- **Objective**: Extract all lines that hold the string "response".

- **Supplied data**:
----
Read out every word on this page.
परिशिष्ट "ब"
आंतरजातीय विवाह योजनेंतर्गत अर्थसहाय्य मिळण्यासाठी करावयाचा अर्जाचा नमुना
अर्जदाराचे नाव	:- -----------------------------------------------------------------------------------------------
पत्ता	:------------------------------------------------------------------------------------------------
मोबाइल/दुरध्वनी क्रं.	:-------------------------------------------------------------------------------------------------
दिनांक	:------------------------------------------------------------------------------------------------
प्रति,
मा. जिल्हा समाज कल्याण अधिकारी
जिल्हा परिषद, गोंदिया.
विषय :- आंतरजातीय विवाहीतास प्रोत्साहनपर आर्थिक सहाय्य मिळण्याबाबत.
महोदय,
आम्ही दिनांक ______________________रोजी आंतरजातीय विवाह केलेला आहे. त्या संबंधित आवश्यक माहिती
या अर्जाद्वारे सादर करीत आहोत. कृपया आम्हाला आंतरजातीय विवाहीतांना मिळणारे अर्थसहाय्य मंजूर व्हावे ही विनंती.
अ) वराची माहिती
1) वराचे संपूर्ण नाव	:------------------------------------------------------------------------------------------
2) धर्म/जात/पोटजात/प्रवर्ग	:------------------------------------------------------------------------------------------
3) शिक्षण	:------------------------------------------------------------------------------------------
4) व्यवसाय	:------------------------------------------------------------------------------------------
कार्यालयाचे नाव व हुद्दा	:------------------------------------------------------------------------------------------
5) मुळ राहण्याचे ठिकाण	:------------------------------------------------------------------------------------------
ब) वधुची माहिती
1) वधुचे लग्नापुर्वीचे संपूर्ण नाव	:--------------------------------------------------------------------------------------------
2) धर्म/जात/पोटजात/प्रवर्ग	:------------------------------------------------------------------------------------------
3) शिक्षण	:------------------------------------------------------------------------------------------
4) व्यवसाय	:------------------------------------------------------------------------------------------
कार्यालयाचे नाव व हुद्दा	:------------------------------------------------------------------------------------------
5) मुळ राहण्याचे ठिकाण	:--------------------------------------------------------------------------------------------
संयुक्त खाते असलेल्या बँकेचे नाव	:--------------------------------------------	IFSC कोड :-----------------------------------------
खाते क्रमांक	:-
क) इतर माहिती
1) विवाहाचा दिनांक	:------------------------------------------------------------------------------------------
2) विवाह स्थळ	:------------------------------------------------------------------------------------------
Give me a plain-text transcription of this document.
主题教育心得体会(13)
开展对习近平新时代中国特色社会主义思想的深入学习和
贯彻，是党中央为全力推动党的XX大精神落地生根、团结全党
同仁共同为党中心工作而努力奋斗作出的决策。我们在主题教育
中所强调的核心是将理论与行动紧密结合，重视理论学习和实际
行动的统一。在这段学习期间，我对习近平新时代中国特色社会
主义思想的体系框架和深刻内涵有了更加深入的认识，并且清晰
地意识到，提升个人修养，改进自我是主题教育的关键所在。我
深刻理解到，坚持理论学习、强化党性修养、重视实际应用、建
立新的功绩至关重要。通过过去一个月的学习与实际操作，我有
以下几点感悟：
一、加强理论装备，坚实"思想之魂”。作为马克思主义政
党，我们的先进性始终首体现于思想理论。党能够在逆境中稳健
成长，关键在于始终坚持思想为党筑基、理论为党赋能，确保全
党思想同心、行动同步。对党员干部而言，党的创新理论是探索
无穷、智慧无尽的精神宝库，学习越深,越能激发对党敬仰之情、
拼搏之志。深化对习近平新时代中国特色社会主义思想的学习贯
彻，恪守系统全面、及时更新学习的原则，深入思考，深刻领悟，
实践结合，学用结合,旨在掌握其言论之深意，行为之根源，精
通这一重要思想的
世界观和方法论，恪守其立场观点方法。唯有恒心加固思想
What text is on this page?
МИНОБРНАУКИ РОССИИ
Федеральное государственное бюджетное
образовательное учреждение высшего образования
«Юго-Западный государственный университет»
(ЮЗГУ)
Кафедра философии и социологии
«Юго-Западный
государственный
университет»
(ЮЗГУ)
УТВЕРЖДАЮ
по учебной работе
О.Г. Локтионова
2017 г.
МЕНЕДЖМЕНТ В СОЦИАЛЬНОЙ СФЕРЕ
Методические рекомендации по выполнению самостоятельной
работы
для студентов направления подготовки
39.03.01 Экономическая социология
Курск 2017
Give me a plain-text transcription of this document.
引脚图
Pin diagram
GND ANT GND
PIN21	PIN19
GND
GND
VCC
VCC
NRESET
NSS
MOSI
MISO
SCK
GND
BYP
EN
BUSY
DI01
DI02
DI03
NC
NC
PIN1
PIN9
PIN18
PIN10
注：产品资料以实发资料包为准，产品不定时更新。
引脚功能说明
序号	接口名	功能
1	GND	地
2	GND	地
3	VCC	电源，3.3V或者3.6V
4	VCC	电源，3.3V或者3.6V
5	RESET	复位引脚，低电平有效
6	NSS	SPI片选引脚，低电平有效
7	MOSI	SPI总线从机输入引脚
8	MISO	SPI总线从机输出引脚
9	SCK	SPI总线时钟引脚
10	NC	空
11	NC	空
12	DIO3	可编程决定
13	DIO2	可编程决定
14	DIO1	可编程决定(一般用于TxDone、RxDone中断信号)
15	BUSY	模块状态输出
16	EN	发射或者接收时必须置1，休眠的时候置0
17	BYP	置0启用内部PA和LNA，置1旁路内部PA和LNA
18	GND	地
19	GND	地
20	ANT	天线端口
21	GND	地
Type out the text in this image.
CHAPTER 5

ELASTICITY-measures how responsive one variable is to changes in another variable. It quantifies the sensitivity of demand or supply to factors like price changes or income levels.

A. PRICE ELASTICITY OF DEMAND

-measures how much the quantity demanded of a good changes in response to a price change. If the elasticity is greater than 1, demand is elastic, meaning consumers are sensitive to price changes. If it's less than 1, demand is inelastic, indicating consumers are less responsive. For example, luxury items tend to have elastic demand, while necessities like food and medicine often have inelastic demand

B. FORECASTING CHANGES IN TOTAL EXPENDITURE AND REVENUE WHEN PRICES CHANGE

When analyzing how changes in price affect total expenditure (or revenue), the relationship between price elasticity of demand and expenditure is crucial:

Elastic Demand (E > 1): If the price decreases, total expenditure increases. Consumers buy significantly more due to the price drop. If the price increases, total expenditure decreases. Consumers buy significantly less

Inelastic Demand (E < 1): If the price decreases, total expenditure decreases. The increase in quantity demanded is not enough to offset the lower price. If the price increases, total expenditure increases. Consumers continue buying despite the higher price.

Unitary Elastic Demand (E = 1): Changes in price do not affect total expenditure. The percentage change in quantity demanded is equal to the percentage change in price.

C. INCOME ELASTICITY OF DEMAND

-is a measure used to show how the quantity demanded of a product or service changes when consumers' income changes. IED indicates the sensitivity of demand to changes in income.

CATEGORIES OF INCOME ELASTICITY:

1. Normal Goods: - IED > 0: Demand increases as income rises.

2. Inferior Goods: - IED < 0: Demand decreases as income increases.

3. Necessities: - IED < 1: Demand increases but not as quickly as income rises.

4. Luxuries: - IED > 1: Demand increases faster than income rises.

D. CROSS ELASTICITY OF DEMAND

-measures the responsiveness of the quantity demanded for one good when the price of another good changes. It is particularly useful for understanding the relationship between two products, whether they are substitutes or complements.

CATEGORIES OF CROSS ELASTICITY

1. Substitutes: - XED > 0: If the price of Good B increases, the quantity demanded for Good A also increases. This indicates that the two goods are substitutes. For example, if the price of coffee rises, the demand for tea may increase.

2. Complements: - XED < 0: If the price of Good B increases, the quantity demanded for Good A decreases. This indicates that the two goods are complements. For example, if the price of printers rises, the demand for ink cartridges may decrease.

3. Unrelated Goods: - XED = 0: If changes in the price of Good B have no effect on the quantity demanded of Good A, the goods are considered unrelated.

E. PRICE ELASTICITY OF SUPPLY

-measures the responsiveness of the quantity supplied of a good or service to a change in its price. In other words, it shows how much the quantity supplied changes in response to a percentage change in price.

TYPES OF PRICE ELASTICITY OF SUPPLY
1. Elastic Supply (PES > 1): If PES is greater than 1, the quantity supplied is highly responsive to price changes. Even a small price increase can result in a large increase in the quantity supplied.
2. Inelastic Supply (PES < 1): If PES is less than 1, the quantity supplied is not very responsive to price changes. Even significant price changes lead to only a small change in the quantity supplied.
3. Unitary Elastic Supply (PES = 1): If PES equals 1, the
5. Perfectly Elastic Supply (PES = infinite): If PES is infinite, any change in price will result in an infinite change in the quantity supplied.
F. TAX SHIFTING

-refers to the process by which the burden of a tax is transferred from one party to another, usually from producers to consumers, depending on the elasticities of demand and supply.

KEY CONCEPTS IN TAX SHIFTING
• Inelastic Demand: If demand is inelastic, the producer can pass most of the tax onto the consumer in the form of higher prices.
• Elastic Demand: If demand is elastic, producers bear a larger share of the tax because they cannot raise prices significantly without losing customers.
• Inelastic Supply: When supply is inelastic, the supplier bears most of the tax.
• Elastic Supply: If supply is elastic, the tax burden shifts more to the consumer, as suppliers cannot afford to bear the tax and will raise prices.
----
- **Answer to this exercise**:
-measures how much the quantity demanded of a good changes in response to a price change. If the elasticity is greater than 1, demand is elastic, meaning consumers are sensitive to price changes. If it's less than 1, demand is inelastic, indicating consumers are less responsive. For example, luxury items tend to have elastic demand, while necessities like food and medicine often have inelastic demand
-measures the responsiveness of the quantity supplied of a good or service to a change in its price. In other words, it shows how much the quantity supplied changes in response to a percentage change in price.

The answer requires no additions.